## BEGIN DATASET EXTRACT
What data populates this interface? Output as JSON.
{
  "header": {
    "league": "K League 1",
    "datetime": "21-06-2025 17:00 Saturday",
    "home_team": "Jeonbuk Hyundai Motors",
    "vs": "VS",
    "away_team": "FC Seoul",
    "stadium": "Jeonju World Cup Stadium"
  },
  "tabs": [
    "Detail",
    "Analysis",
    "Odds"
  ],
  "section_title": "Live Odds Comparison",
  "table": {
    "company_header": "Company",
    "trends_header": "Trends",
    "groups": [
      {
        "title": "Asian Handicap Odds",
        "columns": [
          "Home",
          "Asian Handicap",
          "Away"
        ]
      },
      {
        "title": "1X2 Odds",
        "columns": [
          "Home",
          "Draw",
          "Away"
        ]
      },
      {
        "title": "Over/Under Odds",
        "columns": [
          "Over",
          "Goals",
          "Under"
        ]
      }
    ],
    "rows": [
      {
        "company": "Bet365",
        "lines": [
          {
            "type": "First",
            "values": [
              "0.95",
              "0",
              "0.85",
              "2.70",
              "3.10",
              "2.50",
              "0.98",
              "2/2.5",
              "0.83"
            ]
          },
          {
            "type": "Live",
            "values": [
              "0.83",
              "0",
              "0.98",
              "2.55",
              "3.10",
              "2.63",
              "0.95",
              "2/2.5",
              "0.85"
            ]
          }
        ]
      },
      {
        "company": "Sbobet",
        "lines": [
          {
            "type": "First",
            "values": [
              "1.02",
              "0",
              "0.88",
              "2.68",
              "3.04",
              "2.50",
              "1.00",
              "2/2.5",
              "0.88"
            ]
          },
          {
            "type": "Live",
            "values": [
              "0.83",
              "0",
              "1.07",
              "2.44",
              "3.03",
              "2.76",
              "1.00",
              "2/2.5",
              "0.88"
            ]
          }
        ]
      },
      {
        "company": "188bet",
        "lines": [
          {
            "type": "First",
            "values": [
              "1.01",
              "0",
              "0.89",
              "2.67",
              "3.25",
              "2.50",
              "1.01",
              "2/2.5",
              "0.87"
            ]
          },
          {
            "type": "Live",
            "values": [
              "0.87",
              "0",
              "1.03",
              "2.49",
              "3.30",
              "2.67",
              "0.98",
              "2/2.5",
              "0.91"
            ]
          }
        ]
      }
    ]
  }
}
## END DATASET EXTRACT
Please reproduce the entire listing, exactly as shown.

What data populates this interface? Output as JSON.
{
  "header": {
    "league": "K League 1",
    "datetime": "21-06-2025 17:00 Saturday",
    "home_team": "Jeonbuk Hyundai Motors",
    "vs": "VS",
    "away_team": "FC Seoul",
    "stadium": "Jeonju World Cup Stadium"
  },
  "tabs": [
    "Detail",
    "Analysis",
    "Odds"
  ],
  "section_title": "Live Odds Comparison",
  "table": {
    "company_header": "Company",
    "trends_header": "Trends",
    "groups": [
      {
        "title": "Asian Handicap Odds",
        "columns": [
          "Home",
          "Asian Handicap",
          "Away"
        ]
      },
      {
        "title": "1X2 Odds",
        "columns": [
          "Home",
          "Draw",
          "Away"
        ]
      },
      {
        "title": "Over/Under Odds",
        "columns": [
          "Over",
          "Goals",
          "Under"
        ]
      }
    ],
    "rows": [
      {
        "company": "Bet365",
        "lines": [
          {
            "type": "First",
            "values": [
              "0.95",
              "0",
              "0.85",
              "2.70",
              "3.10",
              "2.50",
              "0.98",
              "2/2.5",
              "0.83"
            ]
          },
          {
            "type": "Live",
            "values": [
              "0.83",
              "0",
              "0.98",
              "2.55",
              "3.10",
              "2.63",
              "0.95",
              "2/2.5",
              "0.85"
            ]
          }
        ]
      },
      {
        "company": "Sbobet",
        "lines": [
          {
            "type": "First",
            "values": [
              "1.02",
              "0",
              "0.88",
              "2.68",
              "3.04",
              "2.50",
              "1.00",
              "2/2.5",
              "0.88"
            ]
          },
          {
            "type": "Live",
            "values": [
              "0.83",
              "0",
              "1.07",
              "2.44",
              "3.03",
              "2.76",
              "1.00",
              "2/2.5",
              "0.88"
            ]
          }
        ]
      },
      {
        "company": "188bet",
        "lines": [
          {
            "type": "First",
            "values": [
              "1.01",
              "0",
              "0.89",
              "2.67",
              "3.25",
              "2.50",
              "1.01",
              "2/2.5",
              "0.87"
            ]
          },
          {
            "type": "Live",
            "values": [
              "0.87",
              "0",
              "1.03",
              "2.49",
              "3.30",
              "2.67",
              "0.98",
              "2/2.5",
              "0.91"
            ]
          }
        ]
      }
    ]
  }
}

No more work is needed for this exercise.